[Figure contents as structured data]
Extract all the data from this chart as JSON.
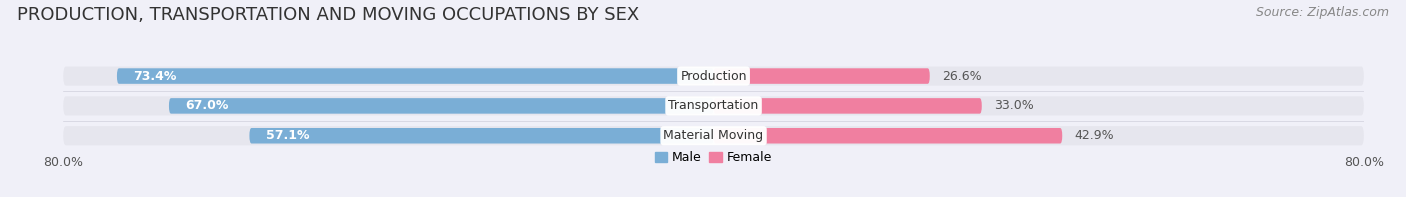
{
  "title": "PRODUCTION, TRANSPORTATION AND MOVING OCCUPATIONS BY SEX",
  "source": "Source: ZipAtlas.com",
  "categories": [
    "Production",
    "Transportation",
    "Material Moving"
  ],
  "male_pcts": [
    73.4,
    67.0,
    57.1
  ],
  "female_pcts": [
    26.6,
    33.0,
    42.9
  ],
  "male_color": "#7aaed6",
  "female_color": "#f07fa0",
  "bar_bg_color": "#e6e6ee",
  "xlim": [
    -80,
    80
  ],
  "xtick_label": "80.0%",
  "title_fontsize": 13,
  "source_fontsize": 9,
  "pct_fontsize": 9,
  "cat_fontsize": 9,
  "bar_height": 0.52,
  "background_color": "#f0f0f8",
  "legend_male": "Male",
  "legend_female": "Female"
}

== TASK TO CARRY OUT ==
The data should be printed again unchanged; leave its pictures out.

== RESULT FOR THIS TASK ==
Extract all the data from this chart as JSON.
{
  "title": "PRODUCTION, TRANSPORTATION AND MOVING OCCUPATIONS BY SEX",
  "source": "Source: ZipAtlas.com",
  "categories": [
    "Production",
    "Transportation",
    "Material Moving"
  ],
  "male_pcts": [
    73.4,
    67.0,
    57.1
  ],
  "female_pcts": [
    26.6,
    33.0,
    42.9
  ],
  "male_color": "#7aaed6",
  "female_color": "#f07fa0",
  "bar_bg_color": "#e6e6ee",
  "xlim": [
    -80,
    80
  ],
  "xtick_label": "80.0%",
  "title_fontsize": 13,
  "source_fontsize": 9,
  "pct_fontsize": 9,
  "cat_fontsize": 9,
  "bar_height": 0.52,
  "background_color": "#f0f0f8",
  "legend_male": "Male",
  "legend_female": "Female"
}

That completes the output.